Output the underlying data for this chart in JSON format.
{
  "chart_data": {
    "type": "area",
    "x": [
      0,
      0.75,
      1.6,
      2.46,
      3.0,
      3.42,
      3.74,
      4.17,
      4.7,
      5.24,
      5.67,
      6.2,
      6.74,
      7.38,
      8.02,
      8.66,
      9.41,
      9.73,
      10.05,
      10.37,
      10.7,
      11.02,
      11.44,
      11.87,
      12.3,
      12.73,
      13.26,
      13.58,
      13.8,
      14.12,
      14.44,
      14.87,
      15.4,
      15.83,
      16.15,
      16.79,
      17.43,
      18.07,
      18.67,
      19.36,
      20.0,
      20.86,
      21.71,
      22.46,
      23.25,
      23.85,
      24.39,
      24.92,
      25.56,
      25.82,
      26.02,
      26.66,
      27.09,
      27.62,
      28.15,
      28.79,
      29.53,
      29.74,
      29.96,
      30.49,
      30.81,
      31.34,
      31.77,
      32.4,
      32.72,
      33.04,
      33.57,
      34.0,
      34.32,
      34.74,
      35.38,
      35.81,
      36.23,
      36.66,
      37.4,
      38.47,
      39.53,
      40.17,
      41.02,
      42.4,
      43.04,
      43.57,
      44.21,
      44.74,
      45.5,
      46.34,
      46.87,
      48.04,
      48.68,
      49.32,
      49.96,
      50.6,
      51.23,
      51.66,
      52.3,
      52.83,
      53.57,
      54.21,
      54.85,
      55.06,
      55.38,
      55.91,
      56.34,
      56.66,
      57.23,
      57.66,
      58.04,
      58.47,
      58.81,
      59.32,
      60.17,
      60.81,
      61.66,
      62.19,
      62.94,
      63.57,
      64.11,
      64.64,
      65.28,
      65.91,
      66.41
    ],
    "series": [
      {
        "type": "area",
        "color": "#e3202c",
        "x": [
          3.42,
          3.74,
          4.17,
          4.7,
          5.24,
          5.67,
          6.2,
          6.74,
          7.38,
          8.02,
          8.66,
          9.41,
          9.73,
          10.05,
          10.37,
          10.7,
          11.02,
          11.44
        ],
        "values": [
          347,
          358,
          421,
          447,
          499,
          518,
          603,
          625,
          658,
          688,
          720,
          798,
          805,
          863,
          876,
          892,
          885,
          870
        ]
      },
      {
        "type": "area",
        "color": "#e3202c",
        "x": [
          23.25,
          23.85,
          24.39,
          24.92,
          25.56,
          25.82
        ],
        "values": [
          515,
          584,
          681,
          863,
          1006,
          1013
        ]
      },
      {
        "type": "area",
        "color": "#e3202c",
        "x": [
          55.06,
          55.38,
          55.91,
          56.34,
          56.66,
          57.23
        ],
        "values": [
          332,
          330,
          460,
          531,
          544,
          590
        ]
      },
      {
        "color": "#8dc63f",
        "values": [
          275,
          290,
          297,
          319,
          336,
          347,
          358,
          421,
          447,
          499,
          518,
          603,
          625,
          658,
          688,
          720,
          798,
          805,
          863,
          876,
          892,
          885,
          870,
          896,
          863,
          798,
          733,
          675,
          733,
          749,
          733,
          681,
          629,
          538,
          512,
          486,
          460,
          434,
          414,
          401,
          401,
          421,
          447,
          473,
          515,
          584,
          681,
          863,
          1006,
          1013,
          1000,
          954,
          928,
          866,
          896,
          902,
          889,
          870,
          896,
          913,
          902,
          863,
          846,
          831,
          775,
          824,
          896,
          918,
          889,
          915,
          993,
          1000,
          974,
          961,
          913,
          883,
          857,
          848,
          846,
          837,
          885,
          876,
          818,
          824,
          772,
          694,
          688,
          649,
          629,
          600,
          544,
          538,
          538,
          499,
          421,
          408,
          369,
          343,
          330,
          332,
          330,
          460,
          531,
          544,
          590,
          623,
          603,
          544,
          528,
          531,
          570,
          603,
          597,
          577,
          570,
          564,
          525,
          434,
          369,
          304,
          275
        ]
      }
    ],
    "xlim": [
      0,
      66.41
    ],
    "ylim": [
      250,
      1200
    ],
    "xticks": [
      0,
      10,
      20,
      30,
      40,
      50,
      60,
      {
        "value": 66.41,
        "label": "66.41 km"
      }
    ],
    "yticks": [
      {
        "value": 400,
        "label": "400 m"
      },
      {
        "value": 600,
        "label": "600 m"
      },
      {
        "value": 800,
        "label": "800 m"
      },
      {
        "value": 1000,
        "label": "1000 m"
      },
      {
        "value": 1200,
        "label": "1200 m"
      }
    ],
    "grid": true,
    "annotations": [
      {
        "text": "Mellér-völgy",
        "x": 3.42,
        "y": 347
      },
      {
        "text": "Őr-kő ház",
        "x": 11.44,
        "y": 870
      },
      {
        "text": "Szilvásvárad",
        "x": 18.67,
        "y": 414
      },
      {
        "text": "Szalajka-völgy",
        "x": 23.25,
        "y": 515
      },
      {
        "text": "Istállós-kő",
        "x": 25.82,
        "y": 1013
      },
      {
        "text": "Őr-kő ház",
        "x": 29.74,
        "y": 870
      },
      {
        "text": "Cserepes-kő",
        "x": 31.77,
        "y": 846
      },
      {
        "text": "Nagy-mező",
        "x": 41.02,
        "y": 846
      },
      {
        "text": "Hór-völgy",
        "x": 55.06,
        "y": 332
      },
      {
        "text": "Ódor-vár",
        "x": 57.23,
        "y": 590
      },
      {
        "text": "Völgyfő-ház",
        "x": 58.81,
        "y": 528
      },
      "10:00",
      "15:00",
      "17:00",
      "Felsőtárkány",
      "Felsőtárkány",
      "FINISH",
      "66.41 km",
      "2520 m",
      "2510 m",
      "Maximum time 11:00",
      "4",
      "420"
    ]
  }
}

WHAT IS NEEDED: All of the entries must be quoted exactly; please include each one.

REPLY:
Output the underlying data for this chart in JSON format.
{
  "chart_data": {
    "type": "area",
    "x": [
      0,
      0.75,
      1.6,
      2.46,
      3.0,
      3.42,
      3.74,
      4.17,
      4.7,
      5.24,
      5.67,
      6.2,
      6.74,
      7.38,
      8.02,
      8.66,
      9.41,
      9.73,
      10.05,
      10.37,
      10.7,
      11.02,
      11.44,
      11.87,
      12.3,
      12.73,
      13.26,
      13.58,
      13.8,
      14.12,
      14.44,
      14.87,
      15.4,
      15.83,
      16.15,
      16.79,
      17.43,
      18.07,
      18.67,
      19.36,
      20.0,
      20.86,
      21.71,
      22.46,
      23.25,
      23.85,
      24.39,
      24.92,
      25.56,
      25.82,
      26.02,
      26.66,
      27.09,
      27.62,
      28.15,
      28.79,
      29.53,
      29.74,
      29.96,
      30.49,
      30.81,
      31.34,
      31.77,
      32.4,
      32.72,
      33.04,
      33.57,
      34.0,
      34.32,
      34.74,
      35.38,
      35.81,
      36.23,
      36.66,
      37.4,
      38.47,
      39.53,
      40.17,
      41.02,
      42.4,
      43.04,
      43.57,
      44.21,
      44.74,
      45.5,
      46.34,
      46.87,
      48.04,
      48.68,
      49.32,
      49.96,
      50.6,
      51.23,
      51.66,
      52.3,
      52.83,
      53.57,
      54.21,
      54.85,
      55.06,
      55.38,
      55.91,
      56.34,
      56.66,
      57.23,
      57.66,
      58.04,
      58.47,
      58.81,
      59.32,
      60.17,
      60.81,
      61.66,
      62.19,
      62.94,
      63.57,
      64.11,
      64.64,
      65.28,
      65.91,
      66.41
    ],
    "series": [
      {
        "type": "area",
        "color": "#e3202c",
        "x": [
          3.42,
          3.74,
          4.17,
          4.7,
          5.24,
          5.67,
          6.2,
          6.74,
          7.38,
          8.02,
          8.66,
          9.41,
          9.73,
          10.05,
          10.37,
          10.7,
          11.02,
          11.44
        ],
        "values": [
          347,
          358,
          421,
          447,
          499,
          518,
          603,
          625,
          658,
          688,
          720,
          798,
          805,
          863,
          876,
          892,
          885,
          870
        ]
      },
      {
        "type": "area",
        "color": "#e3202c",
        "x": [
          23.25,
          23.85,
          24.39,
          24.92,
          25.56,
          25.82
        ],
        "values": [
          515,
          584,
          681,
          863,
          1006,
          1013
        ]
      },
      {
        "type": "area",
        "color": "#e3202c",
        "x": [
          55.06,
          55.38,
          55.91,
          56.34,
          56.66,
          57.23
        ],
        "values": [
          332,
          330,
          460,
          531,
          544,
          590
        ]
      },
      {
        "color": "#8dc63f",
        "values": [
          275,
          290,
          297,
          319,
          336,
          347,
          358,
          421,
          447,
          499,
          518,
          603,
          625,
          658,
          688,
          720,
          798,
          805,
          863,
          876,
          892,
          885,
          870,
          896,
          863,
          798,
          733,
          675,
          733,
          749,
          733,
          681,
          629,
          538,
          512,
          486,
          460,
          434,
          414,
          401,
          401,
          421,
          447,
          473,
          515,
          584,
          681,
          863,
          1006,
          1013,
          1000,
          954,
          928,
          866,
          896,
          902,
          889,
          870,
          896,
          913,
          902,
          863,
          846,
          831,
          775,
          824,
          896,
          918,
          889,
          915,
          993,
          1000,
          974,
          961,
          913,
          883,
          857,
          848,
          846,
          837,
          885,
          876,
          818,
          824,
          772,
          694,
          688,
          649,
          629,
          600,
          544,
          538,
          538,
          499,
          421,
          408,
          369,
          343,
          330,
          332,
          330,
          460,
          531,
          544,
          590,
          623,
          603,
          544,
          528,
          531,
          570,
          603,
          597,
          577,
          570,
          564,
          525,
          434,
          369,
          304,
          275
        ]
      }
    ],
    "xlim": [
      0,
      66.41
    ],
    "ylim": [
      250,
      1200
    ],
    "xticks": [
      0,
      10,
      20,
      30,
      40,
      50,
      60,
      {
        "value": 66.41,
        "label": "66.41 km"
      }
    ],
    "yticks": [
      {
        "value": 400,
        "label": "400 m"
      },
      {
        "value": 600,
        "label": "600 m"
      },
      {
        "value": 800,
        "label": "800 m"
      },
      {
        "value": 1000,
        "label": "1000 m"
      },
      {
        "value": 1200,
        "label": "1200 m"
      }
    ],
    "grid": true,
    "annotations": [
      {
        "text": "Mellér-völgy",
        "x": 3.42,
        "y": 347
      },
      {
        "text": "Őr-kő ház",
        "x": 11.44,
        "y": 870
      },
      {
        "text": "Szilvásvárad",
        "x": 18.67,
        "y": 414
      },
      {
        "text": "Szalajka-völgy",
        "x": 23.25,
        "y": 515
      },
      {
        "text": "Istállós-kő",
        "x": 25.82,
        "y": 1013
      },
      {
        "text": "Őr-kő ház",
        "x": 29.74,
        "y": 870
      },
      {
        "text": "Cserepes-kő",
        "x": 31.77,
        "y": 846
      },
      {
        "text": "Nagy-mező",
        "x": 41.02,
        "y": 846
      },
      {
        "text": "Hór-völgy",
        "x": 55.06,
        "y": 332
      },
      {
        "text": "Ódor-vár",
        "x": 57.23,
        "y": 590
      },
      {
        "text": "Völgyfő-ház",
        "x": 58.81,
        "y": 528
      },
      "10:00",
      "15:00",
      "17:00",
      "Felsőtárkány",
      "Felsőtárkány",
      "FINISH",
      "66.41 km",
      "2520 m",
      "2510 m",
      "Maximum time 11:00",
      "4",
      "420"
    ]
  }
}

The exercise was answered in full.